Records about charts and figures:

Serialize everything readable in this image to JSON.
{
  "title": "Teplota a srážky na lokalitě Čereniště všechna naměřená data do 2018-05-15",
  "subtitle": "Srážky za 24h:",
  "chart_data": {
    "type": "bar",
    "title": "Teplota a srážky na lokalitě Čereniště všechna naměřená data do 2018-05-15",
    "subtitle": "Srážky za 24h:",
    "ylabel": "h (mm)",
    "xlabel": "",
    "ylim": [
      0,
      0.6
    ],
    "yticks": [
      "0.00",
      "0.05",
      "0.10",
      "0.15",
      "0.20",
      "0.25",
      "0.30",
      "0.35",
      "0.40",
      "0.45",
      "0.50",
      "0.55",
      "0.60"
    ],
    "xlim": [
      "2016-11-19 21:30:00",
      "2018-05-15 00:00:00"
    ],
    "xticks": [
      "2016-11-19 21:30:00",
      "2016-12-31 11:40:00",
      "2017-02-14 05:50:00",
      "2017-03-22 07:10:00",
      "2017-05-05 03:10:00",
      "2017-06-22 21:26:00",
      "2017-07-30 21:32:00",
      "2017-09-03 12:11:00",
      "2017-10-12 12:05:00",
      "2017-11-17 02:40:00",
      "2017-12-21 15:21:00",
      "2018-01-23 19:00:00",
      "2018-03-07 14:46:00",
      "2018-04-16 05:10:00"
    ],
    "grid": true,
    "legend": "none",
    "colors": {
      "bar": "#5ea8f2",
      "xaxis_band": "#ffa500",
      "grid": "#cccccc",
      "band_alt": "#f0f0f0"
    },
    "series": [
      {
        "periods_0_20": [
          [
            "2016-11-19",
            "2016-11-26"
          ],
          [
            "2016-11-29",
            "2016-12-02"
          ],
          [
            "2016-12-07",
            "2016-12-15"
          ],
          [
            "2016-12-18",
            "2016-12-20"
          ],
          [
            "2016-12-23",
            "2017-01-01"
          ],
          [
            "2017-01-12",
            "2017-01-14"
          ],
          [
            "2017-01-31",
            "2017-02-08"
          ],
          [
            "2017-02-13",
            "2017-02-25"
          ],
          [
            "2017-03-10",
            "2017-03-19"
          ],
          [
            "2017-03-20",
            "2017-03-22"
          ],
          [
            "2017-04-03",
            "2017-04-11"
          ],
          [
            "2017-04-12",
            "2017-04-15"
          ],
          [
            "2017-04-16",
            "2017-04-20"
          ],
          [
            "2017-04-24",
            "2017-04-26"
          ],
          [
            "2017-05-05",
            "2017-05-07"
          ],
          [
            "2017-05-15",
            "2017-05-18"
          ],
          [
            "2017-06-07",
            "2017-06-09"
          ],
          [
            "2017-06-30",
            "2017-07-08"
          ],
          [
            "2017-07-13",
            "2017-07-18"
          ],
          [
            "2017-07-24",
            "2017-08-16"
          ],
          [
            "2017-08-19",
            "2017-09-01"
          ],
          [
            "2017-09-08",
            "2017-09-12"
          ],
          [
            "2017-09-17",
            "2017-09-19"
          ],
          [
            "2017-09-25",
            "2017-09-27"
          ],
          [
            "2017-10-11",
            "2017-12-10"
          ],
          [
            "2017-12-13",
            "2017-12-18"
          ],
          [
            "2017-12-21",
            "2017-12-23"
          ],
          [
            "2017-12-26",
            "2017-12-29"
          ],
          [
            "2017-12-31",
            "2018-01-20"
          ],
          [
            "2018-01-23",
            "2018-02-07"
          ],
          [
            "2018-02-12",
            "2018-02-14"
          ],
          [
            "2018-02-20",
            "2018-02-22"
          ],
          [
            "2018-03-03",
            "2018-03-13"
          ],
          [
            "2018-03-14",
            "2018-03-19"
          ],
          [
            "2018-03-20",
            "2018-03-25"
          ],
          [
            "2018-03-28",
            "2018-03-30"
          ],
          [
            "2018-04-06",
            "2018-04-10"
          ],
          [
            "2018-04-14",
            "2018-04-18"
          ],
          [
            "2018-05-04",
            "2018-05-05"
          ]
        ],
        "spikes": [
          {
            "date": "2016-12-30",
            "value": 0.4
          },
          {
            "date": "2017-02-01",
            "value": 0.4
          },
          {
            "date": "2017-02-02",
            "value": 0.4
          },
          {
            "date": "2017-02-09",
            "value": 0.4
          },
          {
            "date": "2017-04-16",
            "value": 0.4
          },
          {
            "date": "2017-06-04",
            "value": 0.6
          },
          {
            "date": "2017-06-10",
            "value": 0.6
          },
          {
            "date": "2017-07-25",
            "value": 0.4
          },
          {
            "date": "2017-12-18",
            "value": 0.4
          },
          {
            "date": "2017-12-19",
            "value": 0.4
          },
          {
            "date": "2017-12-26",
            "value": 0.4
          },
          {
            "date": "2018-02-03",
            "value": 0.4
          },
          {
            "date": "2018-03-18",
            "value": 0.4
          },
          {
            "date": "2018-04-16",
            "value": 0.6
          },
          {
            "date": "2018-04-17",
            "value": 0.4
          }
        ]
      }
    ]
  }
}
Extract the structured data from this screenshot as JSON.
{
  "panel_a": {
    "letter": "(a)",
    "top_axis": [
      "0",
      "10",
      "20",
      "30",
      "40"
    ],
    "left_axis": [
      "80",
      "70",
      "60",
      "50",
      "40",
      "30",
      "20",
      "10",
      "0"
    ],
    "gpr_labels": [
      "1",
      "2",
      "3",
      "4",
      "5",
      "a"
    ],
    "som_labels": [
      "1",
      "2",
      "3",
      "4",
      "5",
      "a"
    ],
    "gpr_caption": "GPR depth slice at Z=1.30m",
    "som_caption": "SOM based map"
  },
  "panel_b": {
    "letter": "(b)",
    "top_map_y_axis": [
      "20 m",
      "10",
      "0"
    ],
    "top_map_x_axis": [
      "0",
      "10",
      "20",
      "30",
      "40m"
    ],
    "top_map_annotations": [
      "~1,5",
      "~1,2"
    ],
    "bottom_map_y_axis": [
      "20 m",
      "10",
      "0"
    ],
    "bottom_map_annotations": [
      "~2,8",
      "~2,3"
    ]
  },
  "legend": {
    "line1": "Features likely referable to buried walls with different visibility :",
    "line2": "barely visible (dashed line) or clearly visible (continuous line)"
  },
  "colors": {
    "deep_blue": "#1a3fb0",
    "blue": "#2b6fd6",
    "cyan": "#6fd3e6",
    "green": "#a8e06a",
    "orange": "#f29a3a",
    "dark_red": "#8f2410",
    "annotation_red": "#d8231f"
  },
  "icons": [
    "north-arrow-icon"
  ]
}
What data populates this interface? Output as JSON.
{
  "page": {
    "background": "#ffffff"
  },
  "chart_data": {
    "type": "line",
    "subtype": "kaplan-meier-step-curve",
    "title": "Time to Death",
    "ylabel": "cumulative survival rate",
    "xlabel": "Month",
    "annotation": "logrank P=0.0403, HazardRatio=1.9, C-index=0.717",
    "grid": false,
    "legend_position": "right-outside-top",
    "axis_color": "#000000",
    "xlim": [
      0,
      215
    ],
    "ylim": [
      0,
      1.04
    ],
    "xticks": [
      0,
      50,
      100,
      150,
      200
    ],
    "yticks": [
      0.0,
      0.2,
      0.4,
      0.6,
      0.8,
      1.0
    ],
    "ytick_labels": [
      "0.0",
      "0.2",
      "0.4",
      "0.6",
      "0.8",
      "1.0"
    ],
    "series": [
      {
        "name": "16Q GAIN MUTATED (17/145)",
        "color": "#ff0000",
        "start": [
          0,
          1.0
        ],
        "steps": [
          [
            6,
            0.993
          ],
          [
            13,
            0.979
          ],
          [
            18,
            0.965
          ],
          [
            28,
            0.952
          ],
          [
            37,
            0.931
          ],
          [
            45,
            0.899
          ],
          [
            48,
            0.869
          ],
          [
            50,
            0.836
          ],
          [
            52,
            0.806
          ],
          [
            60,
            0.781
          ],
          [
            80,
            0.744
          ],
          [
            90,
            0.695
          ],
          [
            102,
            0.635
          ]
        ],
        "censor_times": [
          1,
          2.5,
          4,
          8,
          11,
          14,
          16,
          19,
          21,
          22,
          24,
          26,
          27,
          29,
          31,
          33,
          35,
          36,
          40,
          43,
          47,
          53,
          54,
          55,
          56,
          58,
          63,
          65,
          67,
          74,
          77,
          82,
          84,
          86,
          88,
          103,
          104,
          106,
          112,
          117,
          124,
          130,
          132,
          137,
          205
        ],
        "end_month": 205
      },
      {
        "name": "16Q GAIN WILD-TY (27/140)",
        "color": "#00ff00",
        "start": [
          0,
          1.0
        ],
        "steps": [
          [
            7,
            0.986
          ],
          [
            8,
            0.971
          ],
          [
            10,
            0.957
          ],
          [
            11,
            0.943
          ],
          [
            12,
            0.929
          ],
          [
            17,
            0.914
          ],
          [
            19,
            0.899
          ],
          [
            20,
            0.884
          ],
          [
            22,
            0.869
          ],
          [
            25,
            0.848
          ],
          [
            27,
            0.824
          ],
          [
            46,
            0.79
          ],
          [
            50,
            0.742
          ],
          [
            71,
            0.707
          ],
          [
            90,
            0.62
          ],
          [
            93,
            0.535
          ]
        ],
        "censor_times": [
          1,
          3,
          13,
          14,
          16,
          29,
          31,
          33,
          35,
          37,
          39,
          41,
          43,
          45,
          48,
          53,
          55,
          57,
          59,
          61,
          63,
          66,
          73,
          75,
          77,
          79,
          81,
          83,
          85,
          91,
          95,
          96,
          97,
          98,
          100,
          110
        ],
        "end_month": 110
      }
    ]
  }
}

GIVEN TASK: Look through the listing and extract every line with "Čereniště" in it.

RESULT:
  "title": "Teplota a srážky na lokalitě Čereniště všechna naměřená data do 2018-05-15",
    "title": "Teplota a srážky na lokalitě Čereniště všechna naměřená data do 2018-05-15",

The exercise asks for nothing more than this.